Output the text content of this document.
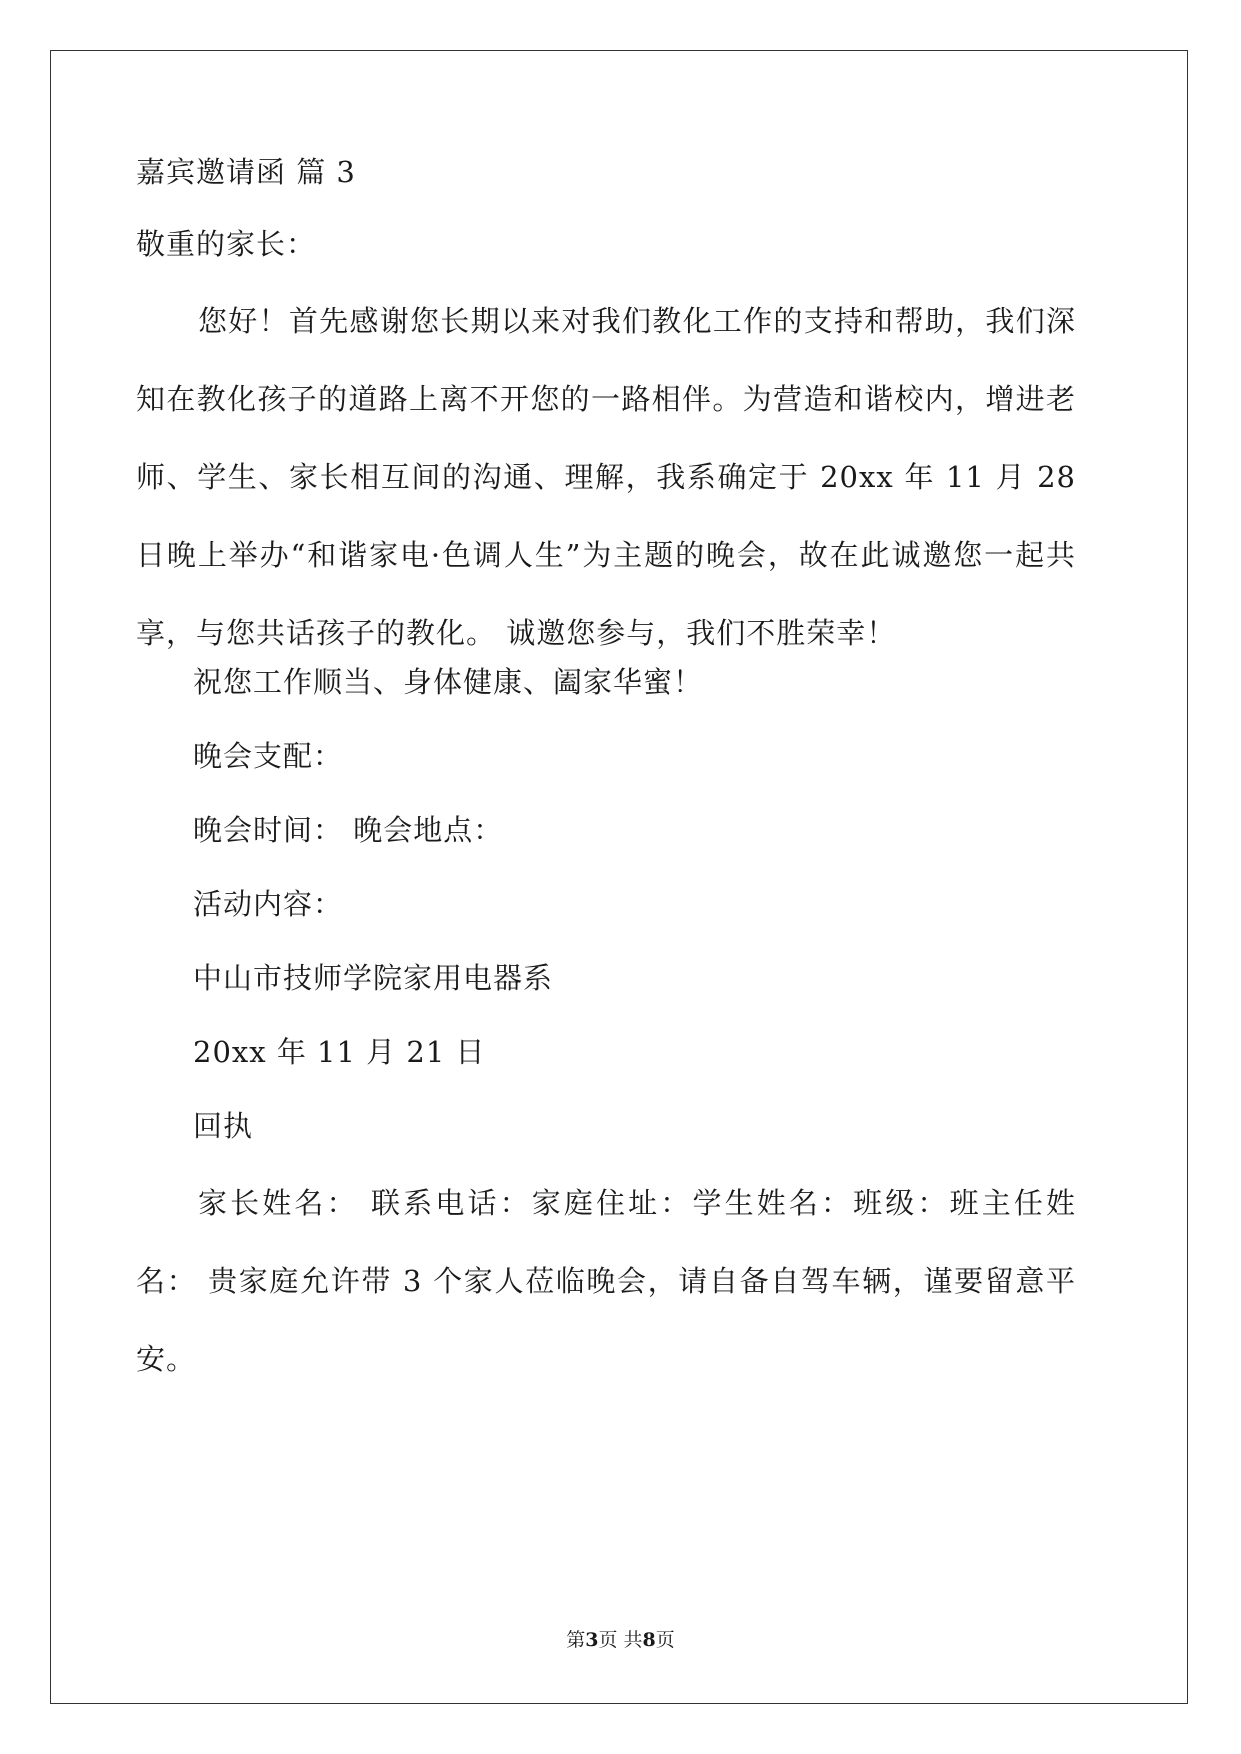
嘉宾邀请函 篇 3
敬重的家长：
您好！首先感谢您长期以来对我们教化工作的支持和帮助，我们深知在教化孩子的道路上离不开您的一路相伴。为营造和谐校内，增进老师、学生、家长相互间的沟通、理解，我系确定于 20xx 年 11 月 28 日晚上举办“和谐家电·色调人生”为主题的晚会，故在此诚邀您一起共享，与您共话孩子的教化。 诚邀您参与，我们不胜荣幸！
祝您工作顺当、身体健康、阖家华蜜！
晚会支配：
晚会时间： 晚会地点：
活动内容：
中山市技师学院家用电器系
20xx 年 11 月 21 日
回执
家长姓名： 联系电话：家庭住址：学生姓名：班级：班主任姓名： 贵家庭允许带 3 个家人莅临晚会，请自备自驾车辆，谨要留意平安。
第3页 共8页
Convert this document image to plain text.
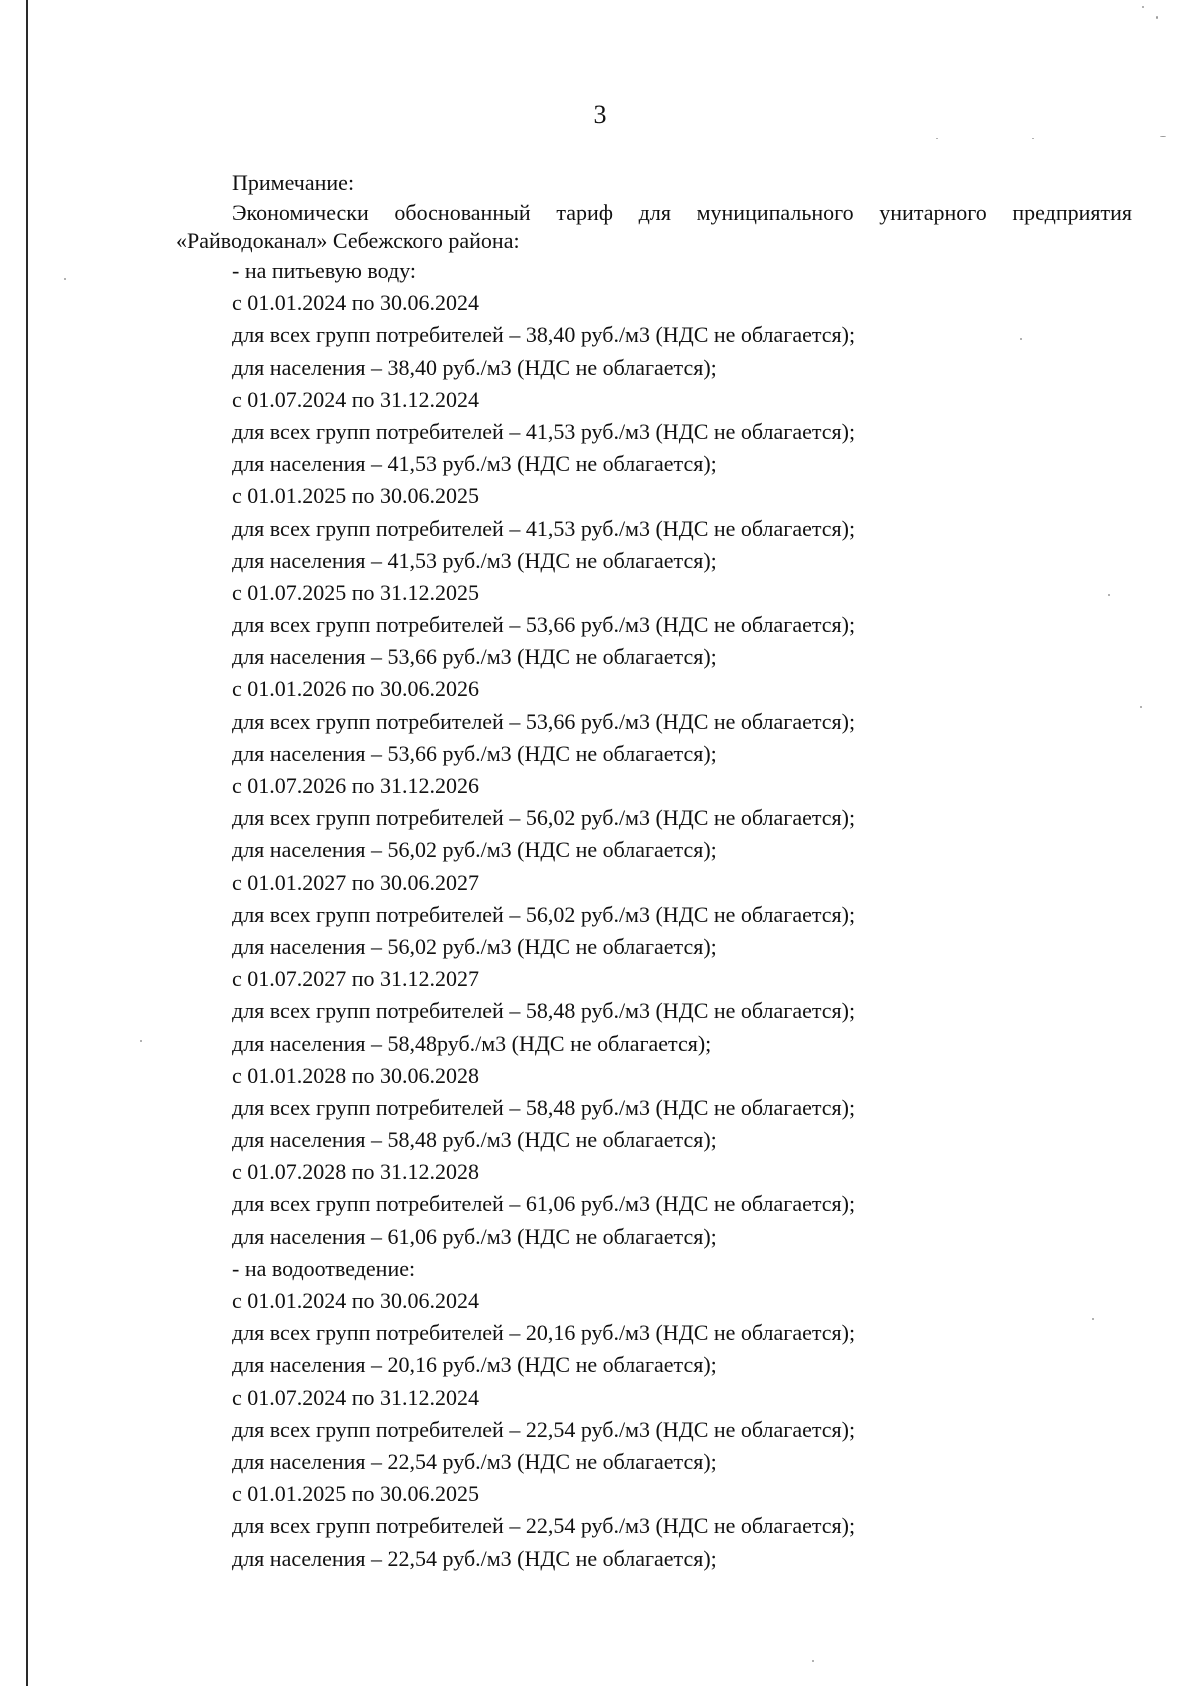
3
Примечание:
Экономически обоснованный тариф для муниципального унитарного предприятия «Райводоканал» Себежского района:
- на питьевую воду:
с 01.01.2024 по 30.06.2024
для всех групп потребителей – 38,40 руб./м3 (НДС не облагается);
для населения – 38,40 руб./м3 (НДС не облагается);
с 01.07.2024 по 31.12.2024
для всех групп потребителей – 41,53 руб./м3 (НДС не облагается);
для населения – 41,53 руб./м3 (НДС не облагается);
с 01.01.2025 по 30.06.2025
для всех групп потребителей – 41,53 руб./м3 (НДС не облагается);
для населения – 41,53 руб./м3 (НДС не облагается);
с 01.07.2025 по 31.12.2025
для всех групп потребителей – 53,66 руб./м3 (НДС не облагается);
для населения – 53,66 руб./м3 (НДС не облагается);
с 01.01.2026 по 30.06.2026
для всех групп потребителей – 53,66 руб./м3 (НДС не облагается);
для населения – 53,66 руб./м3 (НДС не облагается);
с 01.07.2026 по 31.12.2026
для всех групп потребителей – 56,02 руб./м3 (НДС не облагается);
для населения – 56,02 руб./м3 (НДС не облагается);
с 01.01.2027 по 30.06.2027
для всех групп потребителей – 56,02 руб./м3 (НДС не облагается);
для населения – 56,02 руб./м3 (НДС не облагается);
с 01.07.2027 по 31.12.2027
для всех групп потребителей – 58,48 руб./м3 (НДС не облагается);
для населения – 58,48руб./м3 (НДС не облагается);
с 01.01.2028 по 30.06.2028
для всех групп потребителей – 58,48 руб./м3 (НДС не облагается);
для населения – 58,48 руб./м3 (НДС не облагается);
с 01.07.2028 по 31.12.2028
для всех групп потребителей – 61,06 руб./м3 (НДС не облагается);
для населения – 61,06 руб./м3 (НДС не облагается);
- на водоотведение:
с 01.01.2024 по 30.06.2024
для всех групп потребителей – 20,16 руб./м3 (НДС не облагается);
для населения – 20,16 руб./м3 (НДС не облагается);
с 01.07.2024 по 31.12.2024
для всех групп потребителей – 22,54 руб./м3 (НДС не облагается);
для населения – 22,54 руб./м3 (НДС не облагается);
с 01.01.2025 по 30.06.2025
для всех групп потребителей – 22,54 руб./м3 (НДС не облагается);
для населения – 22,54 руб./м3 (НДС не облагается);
•••••
SET TASK: Which lines contain the word "document"? Copy each of them.

RESPONSE:
Output the text content of this document.
Convert this document image to plain text.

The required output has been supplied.